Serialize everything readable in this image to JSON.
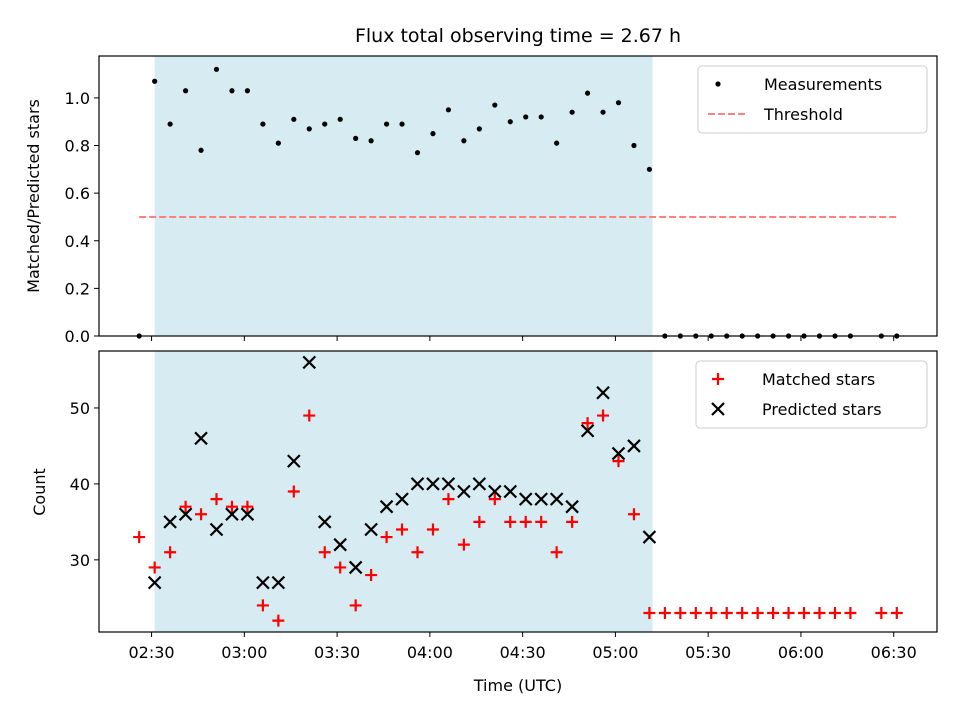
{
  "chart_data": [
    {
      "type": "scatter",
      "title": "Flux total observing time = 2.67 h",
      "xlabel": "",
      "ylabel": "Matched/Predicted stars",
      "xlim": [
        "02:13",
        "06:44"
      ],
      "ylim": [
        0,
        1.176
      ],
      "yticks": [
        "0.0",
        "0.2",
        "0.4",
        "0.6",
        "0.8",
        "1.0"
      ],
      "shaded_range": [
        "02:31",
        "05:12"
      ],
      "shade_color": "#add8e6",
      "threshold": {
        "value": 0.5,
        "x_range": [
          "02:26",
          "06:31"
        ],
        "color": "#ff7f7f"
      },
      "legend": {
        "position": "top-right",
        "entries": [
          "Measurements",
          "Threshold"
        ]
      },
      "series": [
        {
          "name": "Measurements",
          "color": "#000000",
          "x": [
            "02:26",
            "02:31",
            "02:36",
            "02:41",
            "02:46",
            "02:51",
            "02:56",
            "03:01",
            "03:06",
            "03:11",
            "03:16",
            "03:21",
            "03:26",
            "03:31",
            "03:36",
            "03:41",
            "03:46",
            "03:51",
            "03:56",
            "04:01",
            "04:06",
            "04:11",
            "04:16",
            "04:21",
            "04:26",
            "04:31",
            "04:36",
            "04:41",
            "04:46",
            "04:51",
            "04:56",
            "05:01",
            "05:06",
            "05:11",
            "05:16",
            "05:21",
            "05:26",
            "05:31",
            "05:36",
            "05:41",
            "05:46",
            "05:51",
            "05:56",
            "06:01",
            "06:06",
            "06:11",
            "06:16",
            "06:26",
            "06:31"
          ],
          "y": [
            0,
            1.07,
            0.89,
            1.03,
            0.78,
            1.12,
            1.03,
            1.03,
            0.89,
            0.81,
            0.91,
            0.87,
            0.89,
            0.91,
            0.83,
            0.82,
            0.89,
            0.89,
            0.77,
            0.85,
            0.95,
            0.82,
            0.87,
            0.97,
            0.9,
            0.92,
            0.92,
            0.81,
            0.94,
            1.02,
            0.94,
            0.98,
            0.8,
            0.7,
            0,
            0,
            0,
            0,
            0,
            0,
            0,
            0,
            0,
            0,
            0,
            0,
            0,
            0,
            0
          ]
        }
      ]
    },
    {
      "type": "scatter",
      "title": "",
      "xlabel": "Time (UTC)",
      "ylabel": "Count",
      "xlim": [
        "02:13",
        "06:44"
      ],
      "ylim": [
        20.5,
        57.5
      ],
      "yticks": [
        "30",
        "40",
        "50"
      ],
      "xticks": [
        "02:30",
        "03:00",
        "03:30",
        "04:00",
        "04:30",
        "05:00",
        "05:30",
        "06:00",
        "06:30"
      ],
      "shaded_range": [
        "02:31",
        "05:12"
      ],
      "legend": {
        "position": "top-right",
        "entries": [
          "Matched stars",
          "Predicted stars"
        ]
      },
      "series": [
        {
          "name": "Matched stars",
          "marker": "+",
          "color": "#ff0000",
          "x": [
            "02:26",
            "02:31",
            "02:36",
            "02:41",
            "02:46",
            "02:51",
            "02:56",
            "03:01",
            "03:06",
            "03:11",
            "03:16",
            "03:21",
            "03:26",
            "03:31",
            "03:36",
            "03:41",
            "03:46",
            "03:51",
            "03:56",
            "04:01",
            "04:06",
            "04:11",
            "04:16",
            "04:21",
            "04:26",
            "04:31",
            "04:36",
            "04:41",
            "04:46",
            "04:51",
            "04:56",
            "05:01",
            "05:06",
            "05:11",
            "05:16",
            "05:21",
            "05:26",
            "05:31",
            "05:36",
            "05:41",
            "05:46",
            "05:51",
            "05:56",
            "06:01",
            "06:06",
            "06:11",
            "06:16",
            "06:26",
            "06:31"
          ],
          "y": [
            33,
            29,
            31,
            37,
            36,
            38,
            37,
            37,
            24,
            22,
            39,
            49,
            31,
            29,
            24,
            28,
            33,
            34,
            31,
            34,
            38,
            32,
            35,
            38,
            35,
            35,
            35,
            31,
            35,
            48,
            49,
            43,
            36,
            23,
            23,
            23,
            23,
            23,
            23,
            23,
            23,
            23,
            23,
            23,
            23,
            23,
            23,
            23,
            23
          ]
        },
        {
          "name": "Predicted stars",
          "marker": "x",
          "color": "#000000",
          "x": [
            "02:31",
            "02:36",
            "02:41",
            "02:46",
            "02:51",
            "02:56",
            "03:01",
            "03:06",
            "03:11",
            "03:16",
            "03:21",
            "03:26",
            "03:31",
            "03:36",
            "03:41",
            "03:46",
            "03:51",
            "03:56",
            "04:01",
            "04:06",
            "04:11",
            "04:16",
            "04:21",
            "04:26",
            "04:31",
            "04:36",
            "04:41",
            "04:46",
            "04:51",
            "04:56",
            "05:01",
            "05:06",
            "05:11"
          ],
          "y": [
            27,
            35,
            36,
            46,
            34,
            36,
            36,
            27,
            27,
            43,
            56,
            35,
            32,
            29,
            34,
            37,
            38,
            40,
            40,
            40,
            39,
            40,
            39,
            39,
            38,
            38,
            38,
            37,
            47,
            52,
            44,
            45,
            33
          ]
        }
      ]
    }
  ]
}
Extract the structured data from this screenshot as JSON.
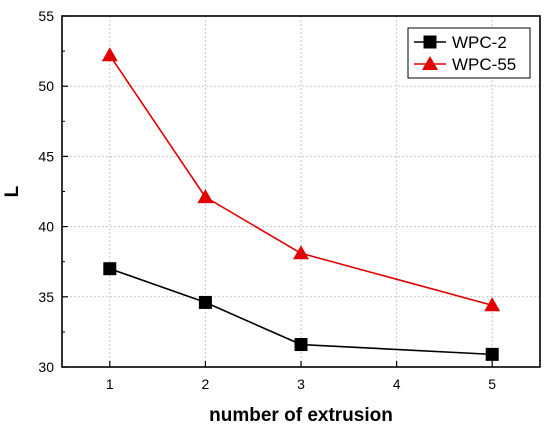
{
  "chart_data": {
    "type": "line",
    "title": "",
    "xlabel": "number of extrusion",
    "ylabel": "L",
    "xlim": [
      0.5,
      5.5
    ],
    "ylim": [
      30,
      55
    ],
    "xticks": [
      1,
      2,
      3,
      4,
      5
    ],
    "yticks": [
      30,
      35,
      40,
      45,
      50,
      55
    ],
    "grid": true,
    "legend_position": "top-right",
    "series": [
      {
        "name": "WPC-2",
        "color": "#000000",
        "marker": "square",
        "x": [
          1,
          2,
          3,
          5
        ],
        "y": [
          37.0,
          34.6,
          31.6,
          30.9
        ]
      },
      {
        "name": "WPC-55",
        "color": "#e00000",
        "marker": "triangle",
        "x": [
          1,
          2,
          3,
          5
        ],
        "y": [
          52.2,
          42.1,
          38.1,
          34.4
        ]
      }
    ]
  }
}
########################################
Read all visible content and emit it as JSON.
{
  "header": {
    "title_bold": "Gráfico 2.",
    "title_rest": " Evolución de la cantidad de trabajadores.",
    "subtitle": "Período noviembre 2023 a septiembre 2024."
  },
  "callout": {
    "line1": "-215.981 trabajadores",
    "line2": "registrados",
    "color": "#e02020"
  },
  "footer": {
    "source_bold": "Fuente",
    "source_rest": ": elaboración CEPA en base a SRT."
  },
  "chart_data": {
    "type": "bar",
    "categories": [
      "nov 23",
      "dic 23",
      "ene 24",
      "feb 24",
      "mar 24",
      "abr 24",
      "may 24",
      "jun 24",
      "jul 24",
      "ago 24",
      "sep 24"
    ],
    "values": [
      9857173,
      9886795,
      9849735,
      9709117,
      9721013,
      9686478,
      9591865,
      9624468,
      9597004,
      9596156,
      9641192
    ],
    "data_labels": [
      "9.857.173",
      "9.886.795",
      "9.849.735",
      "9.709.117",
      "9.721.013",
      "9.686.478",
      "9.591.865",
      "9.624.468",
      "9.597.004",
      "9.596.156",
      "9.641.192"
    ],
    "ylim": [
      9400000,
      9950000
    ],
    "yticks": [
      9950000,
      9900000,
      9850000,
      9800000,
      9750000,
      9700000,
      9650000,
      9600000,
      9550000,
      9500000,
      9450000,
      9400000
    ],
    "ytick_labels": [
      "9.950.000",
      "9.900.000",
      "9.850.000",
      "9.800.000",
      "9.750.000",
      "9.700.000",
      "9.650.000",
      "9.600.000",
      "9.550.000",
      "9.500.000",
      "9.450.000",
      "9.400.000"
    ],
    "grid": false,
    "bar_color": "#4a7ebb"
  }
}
########################################
EXERCISE DIRECTIONS: Of all the lines in the material above, how many contain the word "JSON"? Give only the count.

COMPLETED TASK: 3